#### Short exercise
Count, in the entries below, the lines in which "data" occurs. Give the number, nothing more.

==== Records provided ====

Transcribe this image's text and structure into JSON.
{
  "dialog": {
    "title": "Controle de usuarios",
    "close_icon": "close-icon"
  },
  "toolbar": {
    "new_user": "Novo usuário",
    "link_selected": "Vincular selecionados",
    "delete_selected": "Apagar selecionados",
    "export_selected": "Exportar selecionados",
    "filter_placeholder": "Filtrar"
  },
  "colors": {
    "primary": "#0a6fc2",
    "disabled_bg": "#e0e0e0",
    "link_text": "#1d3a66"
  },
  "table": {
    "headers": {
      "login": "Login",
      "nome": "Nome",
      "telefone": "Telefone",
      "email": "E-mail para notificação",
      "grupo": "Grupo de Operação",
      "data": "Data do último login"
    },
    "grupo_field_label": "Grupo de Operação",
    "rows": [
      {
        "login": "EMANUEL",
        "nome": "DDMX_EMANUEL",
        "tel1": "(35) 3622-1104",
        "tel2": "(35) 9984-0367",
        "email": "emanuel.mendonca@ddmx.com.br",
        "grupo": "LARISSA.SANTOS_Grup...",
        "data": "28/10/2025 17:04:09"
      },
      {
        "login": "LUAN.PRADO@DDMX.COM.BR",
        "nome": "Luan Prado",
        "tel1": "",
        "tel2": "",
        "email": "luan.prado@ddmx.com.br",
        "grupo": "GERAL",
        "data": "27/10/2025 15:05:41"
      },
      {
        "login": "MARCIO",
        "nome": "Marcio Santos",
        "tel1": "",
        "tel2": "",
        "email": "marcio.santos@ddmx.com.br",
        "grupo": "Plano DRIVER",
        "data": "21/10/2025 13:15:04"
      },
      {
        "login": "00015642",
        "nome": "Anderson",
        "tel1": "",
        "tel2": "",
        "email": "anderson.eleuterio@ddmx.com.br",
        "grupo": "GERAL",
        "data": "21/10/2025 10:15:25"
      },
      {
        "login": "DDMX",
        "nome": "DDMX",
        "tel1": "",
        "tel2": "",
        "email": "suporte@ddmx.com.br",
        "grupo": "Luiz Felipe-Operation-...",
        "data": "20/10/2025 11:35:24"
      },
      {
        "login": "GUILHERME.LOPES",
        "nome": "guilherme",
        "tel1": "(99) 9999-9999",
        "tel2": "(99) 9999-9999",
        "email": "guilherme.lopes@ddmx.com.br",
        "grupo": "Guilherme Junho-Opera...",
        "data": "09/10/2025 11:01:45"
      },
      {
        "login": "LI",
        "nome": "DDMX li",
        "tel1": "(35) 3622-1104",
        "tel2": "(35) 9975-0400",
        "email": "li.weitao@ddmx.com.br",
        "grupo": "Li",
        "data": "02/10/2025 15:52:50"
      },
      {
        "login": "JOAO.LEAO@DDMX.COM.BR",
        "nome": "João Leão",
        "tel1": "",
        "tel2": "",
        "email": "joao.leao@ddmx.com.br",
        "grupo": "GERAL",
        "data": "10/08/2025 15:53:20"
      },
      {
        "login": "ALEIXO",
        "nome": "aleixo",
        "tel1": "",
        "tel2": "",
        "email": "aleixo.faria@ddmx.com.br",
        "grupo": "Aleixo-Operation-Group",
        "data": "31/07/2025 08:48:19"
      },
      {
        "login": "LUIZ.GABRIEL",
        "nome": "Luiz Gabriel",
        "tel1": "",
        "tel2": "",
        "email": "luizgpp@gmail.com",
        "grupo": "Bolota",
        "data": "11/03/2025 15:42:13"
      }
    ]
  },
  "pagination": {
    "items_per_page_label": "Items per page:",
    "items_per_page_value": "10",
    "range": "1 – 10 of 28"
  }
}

====

#### Written reply
11